• _WHAT TO WORK ON_: Write out all of the entries that follow, word for word, but skip the pictures.

start MATERIAL SHOWN

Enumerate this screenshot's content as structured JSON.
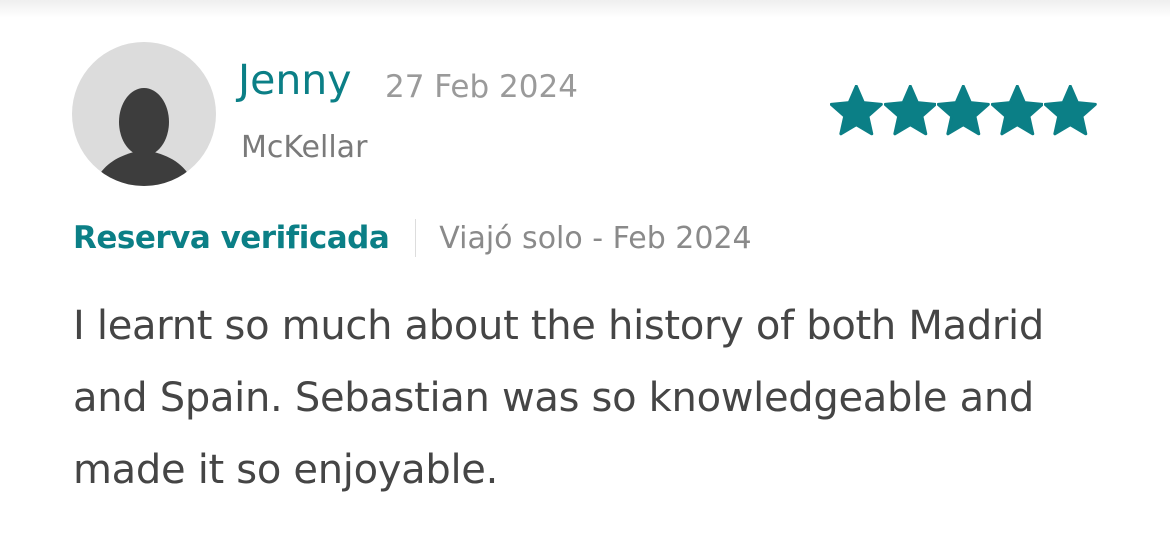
{
  "review": {
    "reviewer_name": "Jenny",
    "date": "27 Feb 2024",
    "location": "McKellar",
    "rating": 5,
    "rating_max": 5,
    "verified_label": "Reserva verificada",
    "trip_info": "Viajó solo - Feb 2024",
    "body": "I learnt so much about the history of both Madrid and Spain. Sebastian was so knowledgeable and made it so enjoyable."
  },
  "icons": {
    "avatar": "default-user-avatar-icon",
    "star": "star-icon"
  },
  "colors": {
    "accent": "#0b7f86",
    "date_text": "#9a9a9a",
    "body_text": "#454545",
    "avatar_bg": "#dcdcdc",
    "avatar_silhouette": "#3d3d3d"
  }
}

end MATERIAL SHOWN

• _EXERCISE OUTPUT_:
Enumerate this screenshot's content as structured JSON.
{
  "review": {
    "reviewer_name": "Jenny",
    "date": "27 Feb 2024",
    "location": "McKellar",
    "rating": 5,
    "rating_max": 5,
    "verified_label": "Reserva verificada",
    "trip_info": "Viajó solo - Feb 2024",
    "body": "I learnt so much about the history of both Madrid and Spain. Sebastian was so knowledgeable and made it so enjoyable."
  },
  "icons": {
    "avatar": "default-user-avatar-icon",
    "star": "star-icon"
  },
  "colors": {
    "accent": "#0b7f86",
    "date_text": "#9a9a9a",
    "body_text": "#454545",
    "avatar_bg": "#dcdcdc",
    "avatar_silhouette": "#3d3d3d"
  }
}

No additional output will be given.